++++ MATERIAL FOR THE TASK

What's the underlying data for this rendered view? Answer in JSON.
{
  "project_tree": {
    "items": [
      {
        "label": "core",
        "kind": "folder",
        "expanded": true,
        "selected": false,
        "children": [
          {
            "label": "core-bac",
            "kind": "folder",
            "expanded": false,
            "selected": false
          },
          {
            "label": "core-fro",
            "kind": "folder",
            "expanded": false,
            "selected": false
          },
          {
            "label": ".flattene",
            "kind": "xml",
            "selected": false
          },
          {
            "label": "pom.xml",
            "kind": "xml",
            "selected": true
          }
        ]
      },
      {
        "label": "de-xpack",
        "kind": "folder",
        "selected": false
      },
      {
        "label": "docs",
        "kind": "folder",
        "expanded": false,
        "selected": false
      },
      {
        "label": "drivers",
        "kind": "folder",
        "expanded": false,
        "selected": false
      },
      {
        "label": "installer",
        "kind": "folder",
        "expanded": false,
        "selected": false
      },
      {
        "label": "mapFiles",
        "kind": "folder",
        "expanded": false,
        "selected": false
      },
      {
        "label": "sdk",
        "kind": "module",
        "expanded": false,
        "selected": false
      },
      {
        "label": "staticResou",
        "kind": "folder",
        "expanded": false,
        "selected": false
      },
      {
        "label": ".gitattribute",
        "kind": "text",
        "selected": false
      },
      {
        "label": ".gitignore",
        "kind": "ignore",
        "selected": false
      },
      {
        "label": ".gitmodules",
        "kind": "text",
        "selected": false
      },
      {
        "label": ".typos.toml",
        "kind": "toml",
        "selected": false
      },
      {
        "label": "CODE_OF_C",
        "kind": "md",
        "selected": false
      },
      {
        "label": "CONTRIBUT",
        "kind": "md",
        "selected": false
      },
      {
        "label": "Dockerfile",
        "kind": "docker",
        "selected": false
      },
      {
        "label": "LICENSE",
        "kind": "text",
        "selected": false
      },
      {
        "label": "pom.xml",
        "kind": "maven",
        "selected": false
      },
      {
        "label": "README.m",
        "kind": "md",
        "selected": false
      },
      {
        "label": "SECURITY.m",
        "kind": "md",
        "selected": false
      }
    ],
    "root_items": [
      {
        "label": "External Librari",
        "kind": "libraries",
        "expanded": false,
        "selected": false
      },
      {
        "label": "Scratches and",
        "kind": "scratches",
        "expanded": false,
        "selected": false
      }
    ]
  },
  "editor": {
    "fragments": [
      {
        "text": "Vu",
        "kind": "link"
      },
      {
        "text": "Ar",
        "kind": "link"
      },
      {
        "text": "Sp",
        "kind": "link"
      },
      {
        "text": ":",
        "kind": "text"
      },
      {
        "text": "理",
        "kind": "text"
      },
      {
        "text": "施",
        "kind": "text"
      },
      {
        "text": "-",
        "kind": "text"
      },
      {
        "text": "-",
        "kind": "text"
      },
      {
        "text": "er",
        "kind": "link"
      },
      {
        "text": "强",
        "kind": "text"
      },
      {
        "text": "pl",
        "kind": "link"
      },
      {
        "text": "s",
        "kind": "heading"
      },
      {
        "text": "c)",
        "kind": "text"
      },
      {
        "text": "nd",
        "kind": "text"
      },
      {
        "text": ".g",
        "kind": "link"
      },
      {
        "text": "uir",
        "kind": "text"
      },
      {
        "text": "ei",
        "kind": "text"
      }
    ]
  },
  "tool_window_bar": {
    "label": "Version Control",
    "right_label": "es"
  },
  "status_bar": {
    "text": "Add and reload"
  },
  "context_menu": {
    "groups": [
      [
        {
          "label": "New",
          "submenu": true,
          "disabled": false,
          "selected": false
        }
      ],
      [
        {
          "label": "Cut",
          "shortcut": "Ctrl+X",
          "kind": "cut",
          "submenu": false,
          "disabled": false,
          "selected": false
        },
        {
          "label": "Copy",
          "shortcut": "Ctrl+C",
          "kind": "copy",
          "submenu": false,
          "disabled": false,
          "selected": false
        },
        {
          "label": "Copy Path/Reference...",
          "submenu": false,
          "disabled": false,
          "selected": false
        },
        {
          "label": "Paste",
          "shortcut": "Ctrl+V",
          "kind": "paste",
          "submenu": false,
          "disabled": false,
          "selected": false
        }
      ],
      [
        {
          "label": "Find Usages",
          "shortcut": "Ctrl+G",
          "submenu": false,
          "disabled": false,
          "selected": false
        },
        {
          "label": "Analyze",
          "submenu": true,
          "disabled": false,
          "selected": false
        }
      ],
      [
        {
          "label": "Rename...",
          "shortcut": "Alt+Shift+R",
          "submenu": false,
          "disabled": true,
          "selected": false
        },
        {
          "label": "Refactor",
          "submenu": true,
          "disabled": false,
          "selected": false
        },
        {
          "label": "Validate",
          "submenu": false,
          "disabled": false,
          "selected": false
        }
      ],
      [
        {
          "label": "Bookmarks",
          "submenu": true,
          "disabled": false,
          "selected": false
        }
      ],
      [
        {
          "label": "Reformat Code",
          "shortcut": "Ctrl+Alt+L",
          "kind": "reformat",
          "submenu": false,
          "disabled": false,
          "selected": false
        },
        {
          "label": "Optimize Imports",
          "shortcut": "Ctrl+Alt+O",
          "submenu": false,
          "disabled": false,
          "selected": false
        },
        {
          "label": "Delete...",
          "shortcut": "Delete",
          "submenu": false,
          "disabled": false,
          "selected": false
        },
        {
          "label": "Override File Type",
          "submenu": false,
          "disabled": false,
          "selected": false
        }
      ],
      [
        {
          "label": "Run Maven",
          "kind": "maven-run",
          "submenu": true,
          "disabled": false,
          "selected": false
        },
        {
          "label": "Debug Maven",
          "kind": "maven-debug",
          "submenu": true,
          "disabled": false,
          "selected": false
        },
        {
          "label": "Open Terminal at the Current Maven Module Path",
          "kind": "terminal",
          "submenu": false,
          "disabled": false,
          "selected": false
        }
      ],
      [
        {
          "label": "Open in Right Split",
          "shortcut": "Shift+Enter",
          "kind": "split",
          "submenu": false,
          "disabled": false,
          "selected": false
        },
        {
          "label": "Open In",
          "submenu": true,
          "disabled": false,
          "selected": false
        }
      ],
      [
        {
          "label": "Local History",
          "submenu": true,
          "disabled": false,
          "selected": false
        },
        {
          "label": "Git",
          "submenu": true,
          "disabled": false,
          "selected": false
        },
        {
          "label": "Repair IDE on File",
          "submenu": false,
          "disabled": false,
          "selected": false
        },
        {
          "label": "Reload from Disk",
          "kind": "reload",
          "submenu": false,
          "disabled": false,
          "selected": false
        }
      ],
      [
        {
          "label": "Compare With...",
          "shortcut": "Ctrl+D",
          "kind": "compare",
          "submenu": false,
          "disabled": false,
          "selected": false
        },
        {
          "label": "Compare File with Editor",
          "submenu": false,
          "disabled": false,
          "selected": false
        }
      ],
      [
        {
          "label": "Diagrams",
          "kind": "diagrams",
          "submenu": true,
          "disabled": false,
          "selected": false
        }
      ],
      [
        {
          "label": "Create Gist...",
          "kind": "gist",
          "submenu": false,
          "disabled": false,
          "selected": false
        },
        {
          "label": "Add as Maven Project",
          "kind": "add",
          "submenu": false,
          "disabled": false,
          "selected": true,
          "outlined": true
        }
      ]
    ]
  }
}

++++++++
++++ MATERIAL FOR THE TASK

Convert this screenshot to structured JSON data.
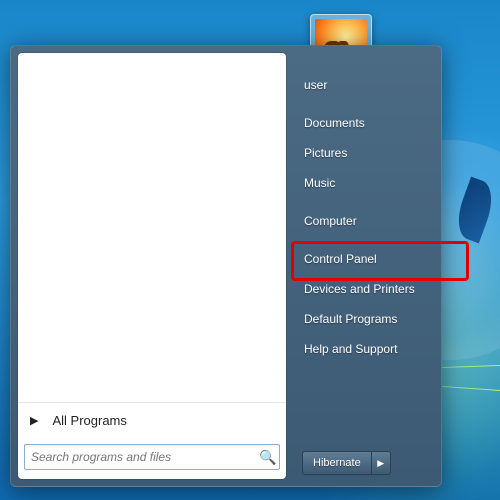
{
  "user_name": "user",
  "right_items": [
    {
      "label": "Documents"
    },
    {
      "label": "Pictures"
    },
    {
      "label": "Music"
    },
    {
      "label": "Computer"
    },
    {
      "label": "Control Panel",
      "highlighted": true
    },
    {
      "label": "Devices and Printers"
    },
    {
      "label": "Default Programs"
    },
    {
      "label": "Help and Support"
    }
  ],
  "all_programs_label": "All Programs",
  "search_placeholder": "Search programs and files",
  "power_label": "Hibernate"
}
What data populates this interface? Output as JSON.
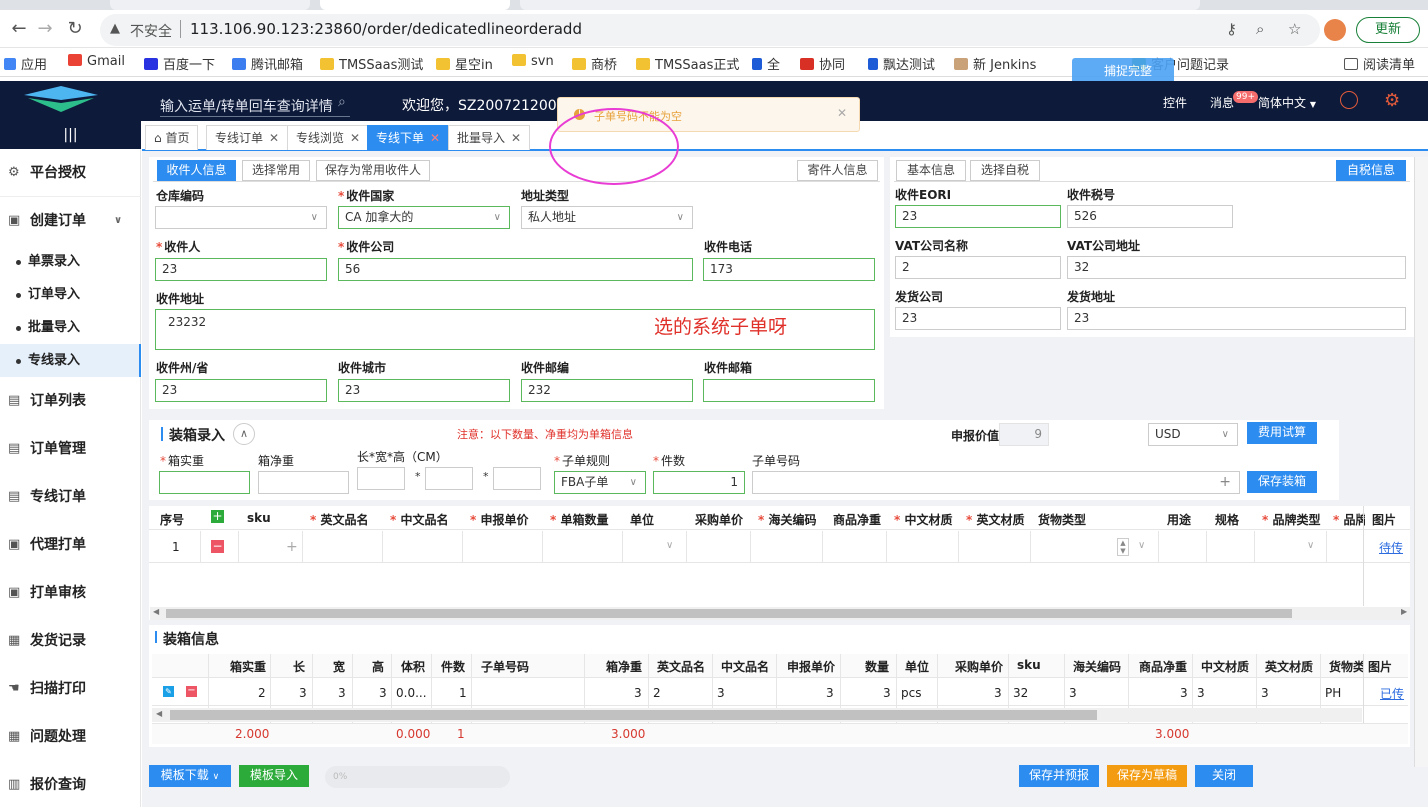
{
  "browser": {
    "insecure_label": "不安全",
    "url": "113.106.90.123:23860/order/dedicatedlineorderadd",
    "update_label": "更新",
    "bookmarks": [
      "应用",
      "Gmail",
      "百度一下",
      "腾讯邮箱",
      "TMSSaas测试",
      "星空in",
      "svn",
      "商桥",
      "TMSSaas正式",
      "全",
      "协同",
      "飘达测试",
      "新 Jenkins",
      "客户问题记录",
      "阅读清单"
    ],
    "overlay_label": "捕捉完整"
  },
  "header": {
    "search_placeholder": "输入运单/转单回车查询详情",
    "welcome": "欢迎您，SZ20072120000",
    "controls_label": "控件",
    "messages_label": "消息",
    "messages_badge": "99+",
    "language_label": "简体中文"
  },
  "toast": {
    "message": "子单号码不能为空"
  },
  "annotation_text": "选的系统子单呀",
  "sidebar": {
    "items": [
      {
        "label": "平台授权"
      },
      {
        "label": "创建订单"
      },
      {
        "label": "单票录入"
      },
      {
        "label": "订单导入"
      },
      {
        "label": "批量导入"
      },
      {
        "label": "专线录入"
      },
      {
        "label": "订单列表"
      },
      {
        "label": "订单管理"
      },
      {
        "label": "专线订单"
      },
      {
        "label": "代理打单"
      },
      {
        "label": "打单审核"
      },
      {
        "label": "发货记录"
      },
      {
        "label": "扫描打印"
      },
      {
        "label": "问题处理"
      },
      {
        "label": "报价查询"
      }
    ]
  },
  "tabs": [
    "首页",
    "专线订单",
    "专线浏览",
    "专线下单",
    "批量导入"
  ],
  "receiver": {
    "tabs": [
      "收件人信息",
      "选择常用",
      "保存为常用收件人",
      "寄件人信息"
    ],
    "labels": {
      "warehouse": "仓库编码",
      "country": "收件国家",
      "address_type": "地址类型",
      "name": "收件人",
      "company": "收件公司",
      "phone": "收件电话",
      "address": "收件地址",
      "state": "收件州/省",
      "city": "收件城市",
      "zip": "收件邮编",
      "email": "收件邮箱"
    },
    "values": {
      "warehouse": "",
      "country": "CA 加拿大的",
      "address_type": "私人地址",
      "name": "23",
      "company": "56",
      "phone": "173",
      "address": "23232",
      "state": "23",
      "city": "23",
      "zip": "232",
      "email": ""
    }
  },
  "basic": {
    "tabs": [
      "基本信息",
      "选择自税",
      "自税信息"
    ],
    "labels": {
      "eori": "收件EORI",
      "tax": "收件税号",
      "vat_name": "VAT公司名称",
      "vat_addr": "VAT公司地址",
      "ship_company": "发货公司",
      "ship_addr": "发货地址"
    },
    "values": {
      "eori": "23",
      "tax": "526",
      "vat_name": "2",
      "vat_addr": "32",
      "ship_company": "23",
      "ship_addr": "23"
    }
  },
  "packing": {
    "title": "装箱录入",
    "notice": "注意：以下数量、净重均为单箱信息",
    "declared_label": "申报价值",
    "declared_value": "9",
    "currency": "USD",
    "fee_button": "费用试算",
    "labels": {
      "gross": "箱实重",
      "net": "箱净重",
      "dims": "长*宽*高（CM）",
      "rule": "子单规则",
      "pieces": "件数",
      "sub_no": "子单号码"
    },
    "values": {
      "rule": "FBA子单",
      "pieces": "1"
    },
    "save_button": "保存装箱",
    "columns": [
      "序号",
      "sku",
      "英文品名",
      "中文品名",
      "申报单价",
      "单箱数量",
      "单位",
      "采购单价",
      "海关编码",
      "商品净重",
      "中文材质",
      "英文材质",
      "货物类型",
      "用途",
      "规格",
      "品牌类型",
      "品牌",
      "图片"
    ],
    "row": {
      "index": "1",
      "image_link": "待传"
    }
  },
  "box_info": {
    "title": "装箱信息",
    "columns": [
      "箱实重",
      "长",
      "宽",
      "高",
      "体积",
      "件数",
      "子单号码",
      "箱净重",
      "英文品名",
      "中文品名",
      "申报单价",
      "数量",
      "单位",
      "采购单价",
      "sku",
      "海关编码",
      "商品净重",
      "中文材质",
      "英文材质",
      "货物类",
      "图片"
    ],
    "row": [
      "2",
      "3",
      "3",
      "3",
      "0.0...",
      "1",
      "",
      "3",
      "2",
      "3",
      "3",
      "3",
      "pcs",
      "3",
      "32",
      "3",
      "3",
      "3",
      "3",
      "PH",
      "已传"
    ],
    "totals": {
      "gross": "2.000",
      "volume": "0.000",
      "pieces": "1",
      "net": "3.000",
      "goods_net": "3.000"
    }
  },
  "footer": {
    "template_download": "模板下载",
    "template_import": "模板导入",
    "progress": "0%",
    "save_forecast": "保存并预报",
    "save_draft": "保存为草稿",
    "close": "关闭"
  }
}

++++++++

EXERCISE
Copy all lines in the listing above where the string "this" appears.

FULL OUTPUT
What's the underlying data for this rendered view? Answer in JSON.
Convert this screenshot to structured JSON data.
What data populates this interface? Output as JSON.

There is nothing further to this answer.